Where a line below holds the string "color", copy that line.

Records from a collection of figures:
>>
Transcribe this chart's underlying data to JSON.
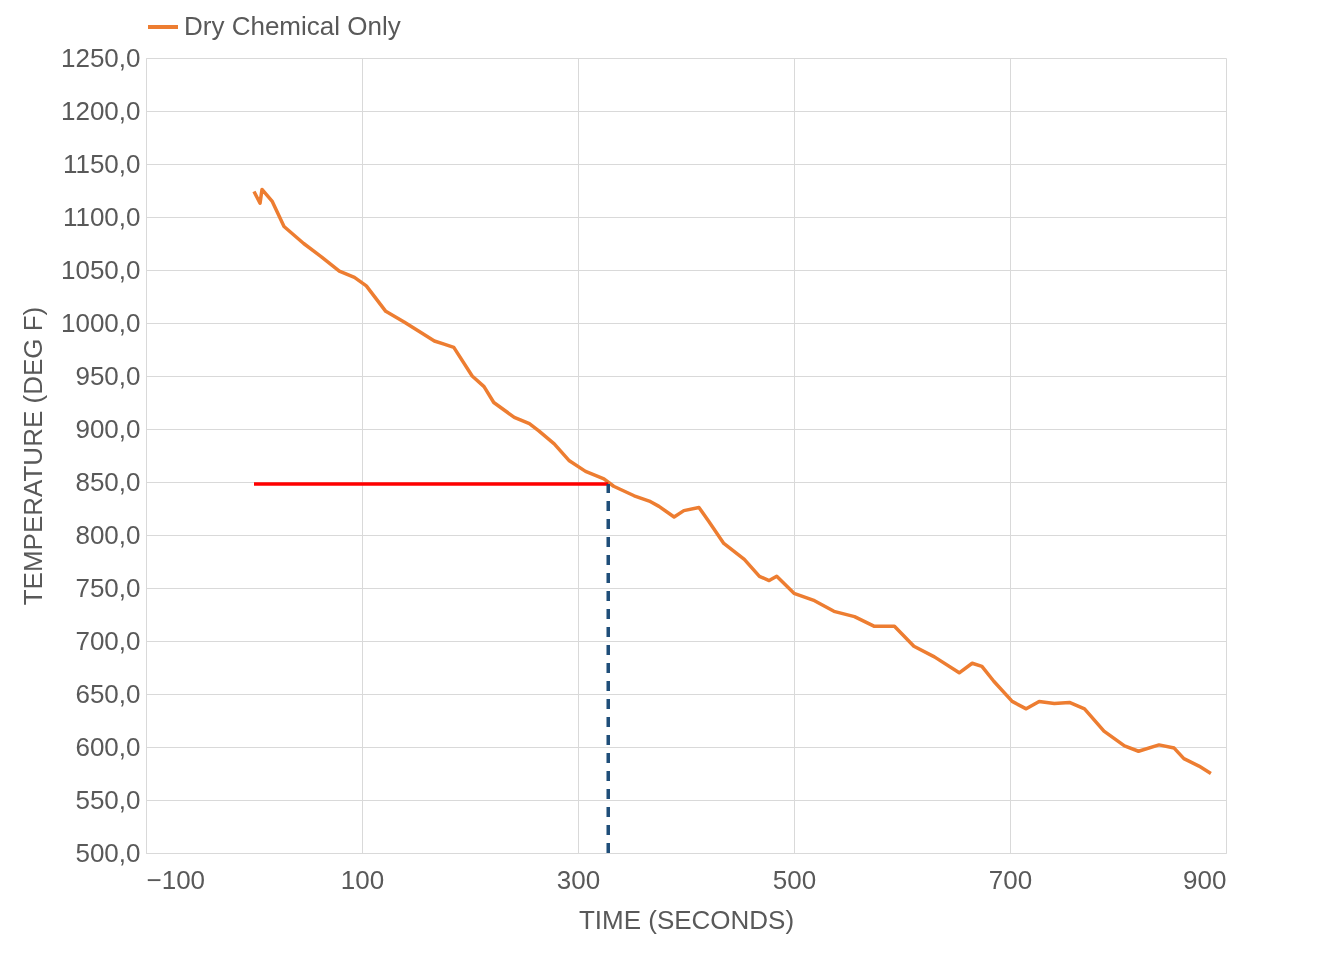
{
  "chart_data": {
    "type": "line",
    "xlabel": "TIME (SECONDS)",
    "ylabel": "TEMPERATURE (DEG F)",
    "xlim": [
      -100,
      900
    ],
    "xticks": [
      -100,
      100,
      300,
      500,
      700,
      900
    ],
    "ylim": [
      500,
      1250
    ],
    "yticks": [
      {
        "value": 500,
        "label": "500,0"
      },
      {
        "value": 550,
        "label": "550,0"
      },
      {
        "value": 600,
        "label": "600,0"
      },
      {
        "value": 650,
        "label": "650,0"
      },
      {
        "value": 700,
        "label": "700,0"
      },
      {
        "value": 750,
        "label": "750,0"
      },
      {
        "value": 800,
        "label": "800,0"
      },
      {
        "value": 850,
        "label": "850,0"
      },
      {
        "value": 900,
        "label": "900,0"
      },
      {
        "value": 950,
        "label": "950,0"
      },
      {
        "value": 1000,
        "label": "1000,0"
      },
      {
        "value": 1050,
        "label": "1050,0"
      },
      {
        "value": 1100,
        "label": "1100,0"
      },
      {
        "value": 1150,
        "label": "1150,0"
      },
      {
        "value": 1200,
        "label": "1200,0"
      },
      {
        "value": 1250,
        "label": "1250,0"
      }
    ],
    "grid": true,
    "legend": "top",
    "line_style": "solid",
    "series": [
      {
        "name": "Dry Chemical Only",
        "color": "#ed7d31",
        "x": [
          0,
          5.6,
          7.4,
          16.7,
          27.8,
          46,
          63,
          79,
          93,
          104,
          122,
          139,
          156,
          167,
          176,
          185,
          202,
          213,
          222,
          241,
          255,
          264,
          278,
          292,
          307,
          324,
          333,
          352,
          366,
          375,
          389,
          398,
          412,
          421,
          435,
          454,
          468,
          477,
          484,
          500,
          519,
          537,
          556,
          574,
          593,
          611,
          630,
          653,
          665,
          674,
          685,
          702,
          715,
          727,
          741,
          755,
          769,
          787,
          806,
          819,
          838,
          852,
          861,
          875,
          886
        ],
        "values": [
          1124,
          1113,
          1126,
          1115,
          1091,
          1075,
          1062,
          1049,
          1043,
          1035,
          1011,
          1001,
          990,
          983,
          980,
          977,
          950,
          940,
          925,
          911,
          905,
          898,
          886,
          870,
          860,
          853,
          846,
          837,
          832,
          827,
          817,
          823,
          826,
          813,
          792,
          777,
          761,
          757,
          761,
          745,
          738,
          728,
          723,
          714,
          714,
          695,
          685,
          670,
          679,
          676,
          662,
          643,
          636,
          643,
          641,
          642,
          636,
          615,
          601,
          596,
          602,
          599,
          589,
          582,
          575
        ]
      },
      {
        "color": "#ff0000",
        "x": [
          0,
          328
        ],
        "values": [
          848,
          848
        ]
      },
      {
        "color": "#1f4e79",
        "line_style": "dashed",
        "x": [
          328,
          328
        ],
        "values": [
          500,
          848
        ]
      }
    ]
  }
}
<<
§ Response for this exercise:
        "color": "#ed7d31",
        "color": "#ff0000",
        "color": "#1f4e79",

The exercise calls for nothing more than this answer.